-- Begin --

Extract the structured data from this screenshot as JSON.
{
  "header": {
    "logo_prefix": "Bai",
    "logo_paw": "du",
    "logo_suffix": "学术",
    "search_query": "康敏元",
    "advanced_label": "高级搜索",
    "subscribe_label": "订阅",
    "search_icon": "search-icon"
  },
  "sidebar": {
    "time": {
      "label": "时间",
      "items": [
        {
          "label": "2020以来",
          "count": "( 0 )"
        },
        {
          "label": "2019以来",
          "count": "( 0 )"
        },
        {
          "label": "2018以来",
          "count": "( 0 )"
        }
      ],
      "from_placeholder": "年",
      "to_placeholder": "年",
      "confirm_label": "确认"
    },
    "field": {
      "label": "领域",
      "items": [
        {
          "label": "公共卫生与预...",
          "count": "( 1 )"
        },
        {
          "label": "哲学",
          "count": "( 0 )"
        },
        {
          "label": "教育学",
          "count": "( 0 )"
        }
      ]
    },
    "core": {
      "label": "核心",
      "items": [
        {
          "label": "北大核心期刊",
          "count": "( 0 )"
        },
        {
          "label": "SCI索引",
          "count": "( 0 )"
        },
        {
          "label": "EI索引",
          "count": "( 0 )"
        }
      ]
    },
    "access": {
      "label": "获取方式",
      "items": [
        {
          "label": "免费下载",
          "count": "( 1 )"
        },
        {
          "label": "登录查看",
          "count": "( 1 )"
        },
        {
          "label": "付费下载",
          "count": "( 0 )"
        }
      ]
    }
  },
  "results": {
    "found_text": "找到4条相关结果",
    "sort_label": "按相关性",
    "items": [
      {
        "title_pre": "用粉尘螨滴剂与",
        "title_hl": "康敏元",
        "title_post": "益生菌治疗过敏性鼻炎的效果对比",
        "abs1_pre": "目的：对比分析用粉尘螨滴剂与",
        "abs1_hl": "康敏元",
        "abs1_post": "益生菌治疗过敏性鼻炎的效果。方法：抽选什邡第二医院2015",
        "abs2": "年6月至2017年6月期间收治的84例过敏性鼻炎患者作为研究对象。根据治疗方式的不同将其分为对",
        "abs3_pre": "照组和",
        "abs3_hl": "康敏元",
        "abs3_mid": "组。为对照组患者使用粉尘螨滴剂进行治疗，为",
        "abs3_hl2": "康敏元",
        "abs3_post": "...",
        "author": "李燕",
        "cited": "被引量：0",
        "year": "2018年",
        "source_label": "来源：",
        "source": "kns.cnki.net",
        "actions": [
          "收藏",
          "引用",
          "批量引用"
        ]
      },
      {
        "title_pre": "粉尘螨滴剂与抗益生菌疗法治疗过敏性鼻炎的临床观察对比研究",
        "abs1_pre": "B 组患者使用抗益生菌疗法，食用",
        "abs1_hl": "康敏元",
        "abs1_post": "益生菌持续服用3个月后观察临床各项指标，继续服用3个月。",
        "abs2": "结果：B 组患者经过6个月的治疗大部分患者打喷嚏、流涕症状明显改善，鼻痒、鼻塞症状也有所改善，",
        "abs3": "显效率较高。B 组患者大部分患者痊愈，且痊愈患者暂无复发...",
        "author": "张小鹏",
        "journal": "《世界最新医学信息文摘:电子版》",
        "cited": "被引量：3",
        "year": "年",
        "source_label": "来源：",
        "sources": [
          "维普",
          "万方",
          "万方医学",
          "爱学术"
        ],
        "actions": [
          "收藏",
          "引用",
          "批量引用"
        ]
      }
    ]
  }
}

-- End --

Given instruction:
Transcribe every entry exactly.

The completed task:
Extract the structured data from this screenshot as JSON.
{
  "header": {
    "logo_prefix": "Bai",
    "logo_paw": "du",
    "logo_suffix": "学术",
    "search_query": "康敏元",
    "advanced_label": "高级搜索",
    "subscribe_label": "订阅",
    "search_icon": "search-icon"
  },
  "sidebar": {
    "time": {
      "label": "时间",
      "items": [
        {
          "label": "2020以来",
          "count": "( 0 )"
        },
        {
          "label": "2019以来",
          "count": "( 0 )"
        },
        {
          "label": "2018以来",
          "count": "( 0 )"
        }
      ],
      "from_placeholder": "年",
      "to_placeholder": "年",
      "confirm_label": "确认"
    },
    "field": {
      "label": "领域",
      "items": [
        {
          "label": "公共卫生与预...",
          "count": "( 1 )"
        },
        {
          "label": "哲学",
          "count": "( 0 )"
        },
        {
          "label": "教育学",
          "count": "( 0 )"
        }
      ]
    },
    "core": {
      "label": "核心",
      "items": [
        {
          "label": "北大核心期刊",
          "count": "( 0 )"
        },
        {
          "label": "SCI索引",
          "count": "( 0 )"
        },
        {
          "label": "EI索引",
          "count": "( 0 )"
        }
      ]
    },
    "access": {
      "label": "获取方式",
      "items": [
        {
          "label": "免费下载",
          "count": "( 1 )"
        },
        {
          "label": "登录查看",
          "count": "( 1 )"
        },
        {
          "label": "付费下载",
          "count": "( 0 )"
        }
      ]
    }
  },
  "results": {
    "found_text": "找到4条相关结果",
    "sort_label": "按相关性",
    "items": [
      {
        "title_pre": "用粉尘螨滴剂与",
        "title_hl": "康敏元",
        "title_post": "益生菌治疗过敏性鼻炎的效果对比",
        "abs1_pre": "目的：对比分析用粉尘螨滴剂与",
        "abs1_hl": "康敏元",
        "abs1_post": "益生菌治疗过敏性鼻炎的效果。方法：抽选什邡第二医院2015",
        "abs2": "年6月至2017年6月期间收治的84例过敏性鼻炎患者作为研究对象。根据治疗方式的不同将其分为对",
        "abs3_pre": "照组和",
        "abs3_hl": "康敏元",
        "abs3_mid": "组。为对照组患者使用粉尘螨滴剂进行治疗，为",
        "abs3_hl2": "康敏元",
        "abs3_post": "...",
        "author": "李燕",
        "cited": "被引量：0",
        "year": "2018年",
        "source_label": "来源：",
        "source": "kns.cnki.net",
        "actions": [
          "收藏",
          "引用",
          "批量引用"
        ]
      },
      {
        "title_pre": "粉尘螨滴剂与抗益生菌疗法治疗过敏性鼻炎的临床观察对比研究",
        "abs1_pre": "B 组患者使用抗益生菌疗法，食用",
        "abs1_hl": "康敏元",
        "abs1_post": "益生菌持续服用3个月后观察临床各项指标，继续服用3个月。",
        "abs2": "结果：B 组患者经过6个月的治疗大部分患者打喷嚏、流涕症状明显改善，鼻痒、鼻塞症状也有所改善，",
        "abs3": "显效率较高。B 组患者大部分患者痊愈，且痊愈患者暂无复发...",
        "author": "张小鹏",
        "journal": "《世界最新医学信息文摘:电子版》",
        "cited": "被引量：3",
        "year": "年",
        "source_label": "来源：",
        "sources": [
          "维普",
          "万方",
          "万方医学",
          "爱学术"
        ],
        "actions": [
          "收藏",
          "引用",
          "批量引用"
        ]
      }
    ]
  }
}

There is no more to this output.